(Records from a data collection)
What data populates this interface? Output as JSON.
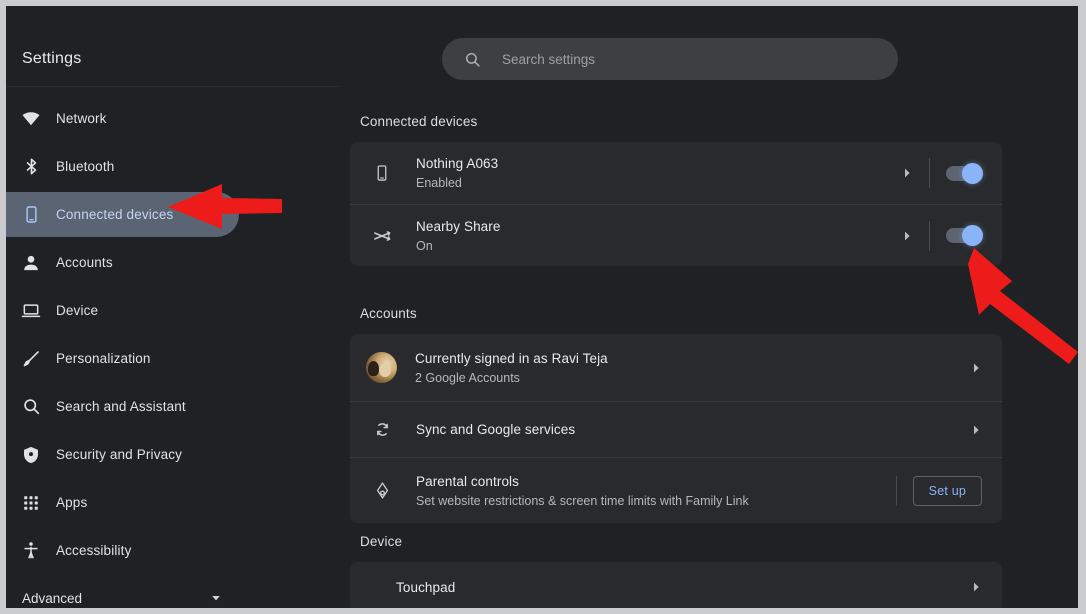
{
  "app": {
    "title": "Settings"
  },
  "search": {
    "placeholder": "Search settings",
    "value": "",
    "icon": "search-icon"
  },
  "sidebar": {
    "items": [
      {
        "label": "Network",
        "icon": "wifi-icon",
        "selected": false
      },
      {
        "label": "Bluetooth",
        "icon": "bluetooth-icon",
        "selected": false
      },
      {
        "label": "Connected devices",
        "icon": "phone-icon",
        "selected": true
      },
      {
        "label": "Accounts",
        "icon": "person-icon",
        "selected": false
      },
      {
        "label": "Device",
        "icon": "laptop-icon",
        "selected": false
      },
      {
        "label": "Personalization",
        "icon": "brush-icon",
        "selected": false
      },
      {
        "label": "Search and Assistant",
        "icon": "search-icon",
        "selected": false
      },
      {
        "label": "Security and Privacy",
        "icon": "shield-icon",
        "selected": false
      },
      {
        "label": "Apps",
        "icon": "grid-icon",
        "selected": false
      },
      {
        "label": "Accessibility",
        "icon": "accessibility-icon",
        "selected": false
      }
    ],
    "advanced": {
      "label": "Advanced",
      "icon": "chevron-down-icon"
    }
  },
  "main": {
    "connected_devices": {
      "title": "Connected devices",
      "rows": [
        {
          "title": "Nothing A063",
          "subtitle": "Enabled",
          "icon": "phone-icon",
          "has_chevron": true,
          "toggle": "on"
        },
        {
          "title": "Nearby Share",
          "subtitle": "On",
          "icon": "nearby-share-icon",
          "has_chevron": true,
          "toggle": "on"
        }
      ]
    },
    "accounts": {
      "title": "Accounts",
      "rows": [
        {
          "title": "Currently signed in as Ravi Teja",
          "subtitle": "2 Google Accounts",
          "icon": "avatar",
          "has_chevron": true
        },
        {
          "title": "Sync and Google services",
          "subtitle": "",
          "icon": "sync-icon",
          "has_chevron": true
        },
        {
          "title": "Parental controls",
          "subtitle": "Set website restrictions & screen time limits with Family Link",
          "icon": "family-link-icon",
          "button": "Set up"
        }
      ]
    },
    "device": {
      "title": "Device",
      "rows": [
        {
          "title": "Touchpad",
          "subtitle": "",
          "icon": "",
          "has_chevron": true
        }
      ]
    }
  },
  "annotations": {
    "arrow_color": "#ee1b1b",
    "arrows": [
      {
        "name": "arrow-to-connected-devices",
        "direction": "left"
      },
      {
        "name": "arrow-to-nearby-share-toggle",
        "direction": "up-left"
      }
    ]
  },
  "colors": {
    "page_background": "#202124",
    "card_background": "#292a2d",
    "accent_blue": "#8ab4f8",
    "selected_nav": "#5b6472",
    "frame": "#c9cbce"
  }
}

What needs to be done:
List each line of the entries that holds the string "name".

Response to the exercise:
        "name": "arrow-to-connected-devices",
        "name": "arrow-to-nearby-share-toggle",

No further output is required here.